• _GIVEN INSTRUCTION_
Tally up the lines where the string "esposizione" appears; reply with the number only.

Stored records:

_____

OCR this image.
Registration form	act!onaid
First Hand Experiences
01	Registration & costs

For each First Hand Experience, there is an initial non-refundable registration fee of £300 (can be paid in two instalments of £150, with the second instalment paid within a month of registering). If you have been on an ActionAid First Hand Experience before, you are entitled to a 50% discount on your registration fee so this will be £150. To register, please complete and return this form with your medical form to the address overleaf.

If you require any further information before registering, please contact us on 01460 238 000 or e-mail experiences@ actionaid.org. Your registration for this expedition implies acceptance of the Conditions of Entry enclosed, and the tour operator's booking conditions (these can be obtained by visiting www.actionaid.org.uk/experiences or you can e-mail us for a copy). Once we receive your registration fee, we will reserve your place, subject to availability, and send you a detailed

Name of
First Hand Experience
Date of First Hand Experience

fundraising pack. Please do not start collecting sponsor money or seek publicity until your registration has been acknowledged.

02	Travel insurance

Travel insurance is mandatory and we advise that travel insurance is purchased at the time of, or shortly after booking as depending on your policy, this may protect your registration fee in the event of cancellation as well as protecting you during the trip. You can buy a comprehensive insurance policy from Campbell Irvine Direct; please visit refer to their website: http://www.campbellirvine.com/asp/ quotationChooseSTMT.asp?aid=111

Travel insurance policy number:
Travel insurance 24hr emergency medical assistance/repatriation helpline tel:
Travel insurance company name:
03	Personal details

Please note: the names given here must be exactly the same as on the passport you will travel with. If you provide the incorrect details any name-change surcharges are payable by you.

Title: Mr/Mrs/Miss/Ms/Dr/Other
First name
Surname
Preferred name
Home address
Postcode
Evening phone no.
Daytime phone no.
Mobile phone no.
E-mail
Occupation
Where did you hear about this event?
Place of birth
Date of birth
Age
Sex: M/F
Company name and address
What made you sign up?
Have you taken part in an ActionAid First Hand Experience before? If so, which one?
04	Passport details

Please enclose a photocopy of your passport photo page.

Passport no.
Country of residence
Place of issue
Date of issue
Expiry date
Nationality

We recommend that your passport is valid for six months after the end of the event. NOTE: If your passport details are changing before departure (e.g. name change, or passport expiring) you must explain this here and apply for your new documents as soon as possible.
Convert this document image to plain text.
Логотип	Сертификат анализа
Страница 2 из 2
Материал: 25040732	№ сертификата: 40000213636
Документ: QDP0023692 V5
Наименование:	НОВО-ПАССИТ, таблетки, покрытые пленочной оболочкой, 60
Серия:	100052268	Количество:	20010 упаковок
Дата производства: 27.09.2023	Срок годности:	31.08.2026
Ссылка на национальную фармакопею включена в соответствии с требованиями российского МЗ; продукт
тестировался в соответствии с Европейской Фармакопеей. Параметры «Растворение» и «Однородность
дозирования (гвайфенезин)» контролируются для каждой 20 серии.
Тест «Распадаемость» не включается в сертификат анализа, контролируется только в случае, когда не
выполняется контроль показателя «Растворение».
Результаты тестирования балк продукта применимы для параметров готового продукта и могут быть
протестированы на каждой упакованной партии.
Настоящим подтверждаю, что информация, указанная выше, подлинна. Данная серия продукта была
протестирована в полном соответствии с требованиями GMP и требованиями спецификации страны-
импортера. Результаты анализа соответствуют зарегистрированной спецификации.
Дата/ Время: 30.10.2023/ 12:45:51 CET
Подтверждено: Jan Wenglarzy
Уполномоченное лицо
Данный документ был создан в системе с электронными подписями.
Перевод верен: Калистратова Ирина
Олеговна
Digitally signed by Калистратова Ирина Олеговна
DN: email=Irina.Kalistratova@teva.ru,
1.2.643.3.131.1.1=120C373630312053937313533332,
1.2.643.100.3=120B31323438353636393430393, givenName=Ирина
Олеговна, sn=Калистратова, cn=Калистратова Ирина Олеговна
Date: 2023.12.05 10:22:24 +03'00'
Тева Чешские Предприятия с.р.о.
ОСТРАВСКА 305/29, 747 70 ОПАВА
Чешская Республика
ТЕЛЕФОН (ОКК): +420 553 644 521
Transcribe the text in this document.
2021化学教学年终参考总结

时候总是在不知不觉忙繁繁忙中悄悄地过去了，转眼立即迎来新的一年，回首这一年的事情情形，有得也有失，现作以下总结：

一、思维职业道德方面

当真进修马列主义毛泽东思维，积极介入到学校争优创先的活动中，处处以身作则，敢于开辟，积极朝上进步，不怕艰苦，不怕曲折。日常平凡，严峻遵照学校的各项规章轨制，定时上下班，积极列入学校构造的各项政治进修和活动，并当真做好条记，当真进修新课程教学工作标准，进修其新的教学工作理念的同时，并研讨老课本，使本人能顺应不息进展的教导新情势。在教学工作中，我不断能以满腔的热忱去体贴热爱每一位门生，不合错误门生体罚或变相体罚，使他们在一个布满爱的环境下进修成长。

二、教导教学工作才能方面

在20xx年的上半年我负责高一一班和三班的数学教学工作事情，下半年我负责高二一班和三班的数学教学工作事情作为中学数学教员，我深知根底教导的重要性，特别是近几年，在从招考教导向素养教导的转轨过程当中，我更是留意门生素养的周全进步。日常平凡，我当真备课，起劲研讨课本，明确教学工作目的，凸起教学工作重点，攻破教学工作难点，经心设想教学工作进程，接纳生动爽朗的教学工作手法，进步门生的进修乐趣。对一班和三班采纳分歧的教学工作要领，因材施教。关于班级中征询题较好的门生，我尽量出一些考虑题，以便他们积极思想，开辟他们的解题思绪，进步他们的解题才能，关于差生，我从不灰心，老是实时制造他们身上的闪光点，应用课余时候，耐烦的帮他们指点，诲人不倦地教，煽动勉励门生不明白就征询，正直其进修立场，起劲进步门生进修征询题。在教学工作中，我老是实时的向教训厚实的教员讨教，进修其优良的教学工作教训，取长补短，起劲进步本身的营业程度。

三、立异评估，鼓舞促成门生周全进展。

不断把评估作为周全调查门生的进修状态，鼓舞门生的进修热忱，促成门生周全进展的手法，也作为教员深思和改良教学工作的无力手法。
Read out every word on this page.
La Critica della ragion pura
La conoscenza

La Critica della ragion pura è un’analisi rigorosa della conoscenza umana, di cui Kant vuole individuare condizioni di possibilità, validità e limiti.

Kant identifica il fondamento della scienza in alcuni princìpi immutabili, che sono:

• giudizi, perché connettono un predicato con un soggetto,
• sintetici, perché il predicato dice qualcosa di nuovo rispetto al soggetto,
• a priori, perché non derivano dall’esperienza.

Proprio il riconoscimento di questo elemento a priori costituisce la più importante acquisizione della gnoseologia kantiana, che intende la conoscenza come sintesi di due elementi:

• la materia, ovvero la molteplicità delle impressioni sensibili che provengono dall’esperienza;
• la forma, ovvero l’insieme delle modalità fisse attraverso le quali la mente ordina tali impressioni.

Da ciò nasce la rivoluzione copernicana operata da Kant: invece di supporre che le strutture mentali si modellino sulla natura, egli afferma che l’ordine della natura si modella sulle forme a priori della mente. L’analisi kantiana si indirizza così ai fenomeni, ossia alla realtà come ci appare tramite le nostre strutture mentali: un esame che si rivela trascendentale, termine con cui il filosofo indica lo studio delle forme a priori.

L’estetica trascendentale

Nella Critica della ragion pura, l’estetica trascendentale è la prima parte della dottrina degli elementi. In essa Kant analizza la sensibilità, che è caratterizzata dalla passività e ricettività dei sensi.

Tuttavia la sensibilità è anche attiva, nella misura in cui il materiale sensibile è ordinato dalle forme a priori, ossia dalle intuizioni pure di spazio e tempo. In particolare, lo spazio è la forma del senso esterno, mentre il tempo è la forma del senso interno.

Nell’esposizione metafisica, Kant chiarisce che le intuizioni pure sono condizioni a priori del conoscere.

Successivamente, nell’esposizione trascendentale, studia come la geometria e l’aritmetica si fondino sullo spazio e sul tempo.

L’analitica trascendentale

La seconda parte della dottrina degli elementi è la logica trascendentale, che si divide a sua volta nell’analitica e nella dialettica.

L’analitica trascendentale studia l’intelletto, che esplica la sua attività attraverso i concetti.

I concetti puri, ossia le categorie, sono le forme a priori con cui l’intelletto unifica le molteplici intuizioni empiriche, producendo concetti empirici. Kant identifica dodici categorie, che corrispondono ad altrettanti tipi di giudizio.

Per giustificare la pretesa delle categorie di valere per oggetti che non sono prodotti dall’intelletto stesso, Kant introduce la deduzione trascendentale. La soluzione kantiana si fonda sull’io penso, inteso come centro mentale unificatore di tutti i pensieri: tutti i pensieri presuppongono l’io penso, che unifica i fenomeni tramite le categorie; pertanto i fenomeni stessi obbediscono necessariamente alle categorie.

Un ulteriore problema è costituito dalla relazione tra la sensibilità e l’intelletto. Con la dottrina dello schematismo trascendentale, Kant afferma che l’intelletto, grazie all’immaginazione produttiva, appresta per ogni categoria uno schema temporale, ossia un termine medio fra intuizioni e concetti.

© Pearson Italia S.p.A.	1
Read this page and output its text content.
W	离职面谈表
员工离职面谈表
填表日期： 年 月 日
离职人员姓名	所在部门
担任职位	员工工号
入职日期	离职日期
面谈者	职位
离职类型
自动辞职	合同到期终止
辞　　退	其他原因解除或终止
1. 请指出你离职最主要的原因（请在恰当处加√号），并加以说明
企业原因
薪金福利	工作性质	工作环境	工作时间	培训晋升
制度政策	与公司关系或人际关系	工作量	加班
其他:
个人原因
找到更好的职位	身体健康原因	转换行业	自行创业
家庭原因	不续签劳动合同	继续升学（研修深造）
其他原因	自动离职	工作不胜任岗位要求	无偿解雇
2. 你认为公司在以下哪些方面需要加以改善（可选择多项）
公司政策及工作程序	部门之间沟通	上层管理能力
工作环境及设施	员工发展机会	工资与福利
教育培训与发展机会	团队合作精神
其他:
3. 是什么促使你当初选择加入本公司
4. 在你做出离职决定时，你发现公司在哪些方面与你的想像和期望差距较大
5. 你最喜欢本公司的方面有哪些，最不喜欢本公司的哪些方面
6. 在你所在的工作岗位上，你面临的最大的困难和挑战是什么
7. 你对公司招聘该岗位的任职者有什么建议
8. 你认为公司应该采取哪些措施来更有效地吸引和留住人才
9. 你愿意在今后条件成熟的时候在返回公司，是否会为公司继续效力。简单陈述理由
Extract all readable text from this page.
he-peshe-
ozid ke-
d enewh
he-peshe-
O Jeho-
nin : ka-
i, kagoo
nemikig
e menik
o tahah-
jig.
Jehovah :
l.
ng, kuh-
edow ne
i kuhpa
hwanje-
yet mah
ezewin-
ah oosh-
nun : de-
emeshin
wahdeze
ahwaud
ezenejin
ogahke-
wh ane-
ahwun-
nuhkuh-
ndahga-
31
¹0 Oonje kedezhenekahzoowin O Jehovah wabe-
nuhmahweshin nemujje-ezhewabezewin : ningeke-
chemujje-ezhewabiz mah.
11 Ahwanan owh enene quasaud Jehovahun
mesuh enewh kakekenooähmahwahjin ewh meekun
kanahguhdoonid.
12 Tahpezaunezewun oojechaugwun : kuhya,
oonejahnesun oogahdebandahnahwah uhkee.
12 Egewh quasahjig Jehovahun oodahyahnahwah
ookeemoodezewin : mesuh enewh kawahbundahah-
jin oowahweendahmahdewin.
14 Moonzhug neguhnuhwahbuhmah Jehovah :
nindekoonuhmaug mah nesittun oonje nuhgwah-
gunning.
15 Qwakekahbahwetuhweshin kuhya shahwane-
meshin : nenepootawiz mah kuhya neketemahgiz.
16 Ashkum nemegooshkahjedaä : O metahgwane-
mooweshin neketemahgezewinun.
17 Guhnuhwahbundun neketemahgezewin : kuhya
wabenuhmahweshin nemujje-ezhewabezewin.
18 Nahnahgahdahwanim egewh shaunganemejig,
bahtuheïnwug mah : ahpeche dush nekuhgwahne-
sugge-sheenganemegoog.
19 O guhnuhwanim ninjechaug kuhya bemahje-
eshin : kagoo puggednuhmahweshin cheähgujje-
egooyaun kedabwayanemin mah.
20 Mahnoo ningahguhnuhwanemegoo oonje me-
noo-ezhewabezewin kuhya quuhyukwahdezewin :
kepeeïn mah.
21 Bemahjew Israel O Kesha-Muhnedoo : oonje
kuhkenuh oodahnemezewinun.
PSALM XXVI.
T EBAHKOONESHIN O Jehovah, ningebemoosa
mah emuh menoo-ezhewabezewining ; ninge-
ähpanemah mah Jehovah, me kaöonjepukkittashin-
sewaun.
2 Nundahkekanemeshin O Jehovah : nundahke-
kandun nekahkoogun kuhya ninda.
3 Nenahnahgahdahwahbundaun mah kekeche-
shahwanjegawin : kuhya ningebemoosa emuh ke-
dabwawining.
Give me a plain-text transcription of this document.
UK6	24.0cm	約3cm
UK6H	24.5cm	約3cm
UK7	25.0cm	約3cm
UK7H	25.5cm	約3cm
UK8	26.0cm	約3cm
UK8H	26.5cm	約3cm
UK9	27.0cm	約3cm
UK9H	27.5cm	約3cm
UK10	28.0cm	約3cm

_____

• _RESULT_
2